**YOUR OBJECTIVE**. What follows is a listing; restate every line of it word for word.

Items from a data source
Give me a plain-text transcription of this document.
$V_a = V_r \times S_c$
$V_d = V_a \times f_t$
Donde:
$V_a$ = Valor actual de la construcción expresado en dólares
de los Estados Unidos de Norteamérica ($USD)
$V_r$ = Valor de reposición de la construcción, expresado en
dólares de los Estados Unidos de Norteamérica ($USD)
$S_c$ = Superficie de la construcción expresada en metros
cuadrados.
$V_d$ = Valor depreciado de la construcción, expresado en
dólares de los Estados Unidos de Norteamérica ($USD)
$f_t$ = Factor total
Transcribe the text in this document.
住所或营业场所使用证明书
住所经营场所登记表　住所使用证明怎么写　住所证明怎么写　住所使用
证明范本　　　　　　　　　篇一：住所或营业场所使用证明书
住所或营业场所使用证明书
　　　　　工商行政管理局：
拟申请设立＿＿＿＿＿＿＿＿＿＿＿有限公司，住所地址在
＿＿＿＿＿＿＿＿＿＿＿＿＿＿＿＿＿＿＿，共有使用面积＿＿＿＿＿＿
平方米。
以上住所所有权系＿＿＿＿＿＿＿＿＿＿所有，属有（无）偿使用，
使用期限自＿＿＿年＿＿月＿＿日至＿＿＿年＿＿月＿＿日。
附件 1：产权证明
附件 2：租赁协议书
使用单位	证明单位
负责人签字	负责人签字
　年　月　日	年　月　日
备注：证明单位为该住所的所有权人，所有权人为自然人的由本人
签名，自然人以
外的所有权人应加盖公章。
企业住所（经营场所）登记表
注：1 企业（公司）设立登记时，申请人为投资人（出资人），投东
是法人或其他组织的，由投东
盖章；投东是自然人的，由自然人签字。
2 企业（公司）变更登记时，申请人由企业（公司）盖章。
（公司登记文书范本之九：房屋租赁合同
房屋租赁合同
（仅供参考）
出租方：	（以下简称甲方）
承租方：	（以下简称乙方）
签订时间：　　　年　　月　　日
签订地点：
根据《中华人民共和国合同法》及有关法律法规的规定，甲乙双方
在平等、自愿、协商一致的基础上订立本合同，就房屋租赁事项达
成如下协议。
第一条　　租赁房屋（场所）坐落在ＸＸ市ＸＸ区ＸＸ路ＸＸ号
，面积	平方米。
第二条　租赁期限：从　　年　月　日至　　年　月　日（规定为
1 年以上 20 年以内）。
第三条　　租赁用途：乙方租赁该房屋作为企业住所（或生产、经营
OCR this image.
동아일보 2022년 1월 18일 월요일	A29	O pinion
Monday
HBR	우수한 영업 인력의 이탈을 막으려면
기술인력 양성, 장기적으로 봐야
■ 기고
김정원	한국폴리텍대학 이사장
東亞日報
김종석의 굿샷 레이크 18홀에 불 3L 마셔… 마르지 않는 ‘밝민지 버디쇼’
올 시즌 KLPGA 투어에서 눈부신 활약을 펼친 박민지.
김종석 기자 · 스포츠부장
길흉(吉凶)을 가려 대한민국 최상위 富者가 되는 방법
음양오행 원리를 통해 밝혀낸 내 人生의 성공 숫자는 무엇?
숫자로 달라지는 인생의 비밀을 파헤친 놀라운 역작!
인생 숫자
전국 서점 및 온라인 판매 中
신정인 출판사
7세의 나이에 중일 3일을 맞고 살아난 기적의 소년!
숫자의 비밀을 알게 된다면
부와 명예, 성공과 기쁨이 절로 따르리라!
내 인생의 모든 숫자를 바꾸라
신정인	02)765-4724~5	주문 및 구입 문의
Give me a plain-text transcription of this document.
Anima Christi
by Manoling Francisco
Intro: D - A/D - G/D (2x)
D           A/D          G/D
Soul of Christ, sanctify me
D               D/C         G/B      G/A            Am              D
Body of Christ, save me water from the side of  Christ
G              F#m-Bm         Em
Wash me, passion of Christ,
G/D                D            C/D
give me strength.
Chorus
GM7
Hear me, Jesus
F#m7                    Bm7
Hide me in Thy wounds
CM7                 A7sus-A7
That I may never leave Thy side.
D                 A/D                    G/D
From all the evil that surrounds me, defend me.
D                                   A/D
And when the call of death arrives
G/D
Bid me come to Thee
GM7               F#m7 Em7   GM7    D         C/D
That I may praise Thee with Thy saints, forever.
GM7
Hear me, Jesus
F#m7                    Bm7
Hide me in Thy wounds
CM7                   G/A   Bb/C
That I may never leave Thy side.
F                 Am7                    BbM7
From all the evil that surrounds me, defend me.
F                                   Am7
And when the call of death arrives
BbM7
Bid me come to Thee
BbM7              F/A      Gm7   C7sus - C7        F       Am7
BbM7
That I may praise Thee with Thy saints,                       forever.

**ANSWER**.
Give me a plain-text transcription of this document.
$V_a = V_r \times S_c$
$V_d = V_a \times f_t$
Donde:
$V_a$ = Valor actual de la construcción expresado en dólares
de los Estados Unidos de Norteamérica ($USD)
$V_r$ = Valor de reposición de la construcción, expresado en
dólares de los Estados Unidos de Norteamérica ($USD)
$S_c$ = Superficie de la construcción expresada en metros
cuadrados.
$V_d$ = Valor depreciado de la construcción, expresado en
dólares de los Estados Unidos de Norteamérica ($USD)
$f_t$ = Factor total
Transcribe the text in this document.
住所或营业场所使用证明书
住所经营场所登记表　住所使用证明怎么写　住所证明怎么写　住所使用
证明范本　　　　　　　　　篇一：住所或营业场所使用证明书
住所或营业场所使用证明书
　　　　　工商行政管理局：
拟申请设立＿＿＿＿＿＿＿＿＿＿＿有限公司，住所地址在
＿＿＿＿＿＿＿＿＿＿＿＿＿＿＿＿＿＿＿，共有使用面积＿＿＿＿＿＿
平方米。
以上住所所有权系＿＿＿＿＿＿＿＿＿＿所有，属有（无）偿使用，
使用期限自＿＿＿年＿＿月＿＿日至＿＿＿年＿＿月＿＿日。
附件 1：产权证明
附件 2：租赁协议书
使用单位	证明单位
负责人签字	负责人签字
　年　月　日	年　月　日
备注：证明单位为该住所的所有权人，所有权人为自然人的由本人
签名，自然人以
外的所有权人应加盖公章。
企业住所（经营场所）登记表
注：1 企业（公司）设立登记时，申请人为投资人（出资人），投东
是法人或其他组织的，由投东
盖章；投东是自然人的，由自然人签字。
2 企业（公司）变更登记时，申请人由企业（公司）盖章。
（公司登记文书范本之九：房屋租赁合同
房屋租赁合同
（仅供参考）
出租方：	（以下简称甲方）
承租方：	（以下简称乙方）
签订时间：　　　年　　月　　日
签订地点：
根据《中华人民共和国合同法》及有关法律法规的规定，甲乙双方
在平等、自愿、协商一致的基础上订立本合同，就房屋租赁事项达
成如下协议。
第一条　　租赁房屋（场所）坐落在ＸＸ市ＸＸ区ＸＸ路ＸＸ号
，面积	平方米。
第二条　租赁期限：从　　年　月　日至　　年　月　日（规定为
1 年以上 20 年以内）。
第三条　　租赁用途：乙方租赁该房屋作为企业住所（或生产、经营
OCR this image.
동아일보 2022년 1월 18일 월요일	A29	O pinion
Monday
HBR	우수한 영업 인력의 이탈을 막으려면
기술인력 양성, 장기적으로 봐야
■ 기고
김정원	한국폴리텍대학 이사장
東亞日報
김종석의 굿샷 레이크 18홀에 불 3L 마셔… 마르지 않는 ‘밝민지 버디쇼’
올 시즌 KLPGA 투어에서 눈부신 활약을 펼친 박민지.
김종석 기자 · 스포츠부장
길흉(吉凶)을 가려 대한민국 최상위 富者가 되는 방법
음양오행 원리를 통해 밝혀낸 내 人生의 성공 숫자는 무엇?
숫자로 달라지는 인생의 비밀을 파헤친 놀라운 역작!
인생 숫자
전국 서점 및 온라인 판매 中
신정인 출판사
7세의 나이에 중일 3일을 맞고 살아난 기적의 소년!
숫자의 비밀을 알게 된다면
부와 명예, 성공과 기쁨이 절로 따르리라!
내 인생의 모든 숫자를 바꾸라
신정인	02)765-4724~5	주문 및 구입 문의
Give me a plain-text transcription of this document.
Anima Christi
by Manoling Francisco
Intro: D - A/D - G/D (2x)
D           A/D          G/D
Soul of Christ, sanctify me
D               D/C         G/B      G/A            Am              D
Body of Christ, save me water from the side of  Christ
G              F#m-Bm         Em
Wash me, passion of Christ,
G/D                D            C/D
give me strength.
Chorus
GM7
Hear me, Jesus
F#m7                    Bm7
Hide me in Thy wounds
CM7                 A7sus-A7
That I may never leave Thy side.
D                 A/D                    G/D
From all the evil that surrounds me, defend me.
D                                   A/D
And when the call of death arrives
G/D
Bid me come to Thee
GM7               F#m7 Em7   GM7    D         C/D
That I may praise Thee with Thy saints, forever.
GM7
Hear me, Jesus
F#m7                    Bm7
Hide me in Thy wounds
CM7                   G/A   Bb/C
That I may never leave Thy side.
F                 Am7                    BbM7
From all the evil that surrounds me, defend me.
F                                   Am7
And when the call of death arrives
BbM7
Bid me come to Thee
BbM7              F/A      Gm7   C7sus - C7        F       Am7
BbM7
That I may praise Thee with Thy saints,                       forever.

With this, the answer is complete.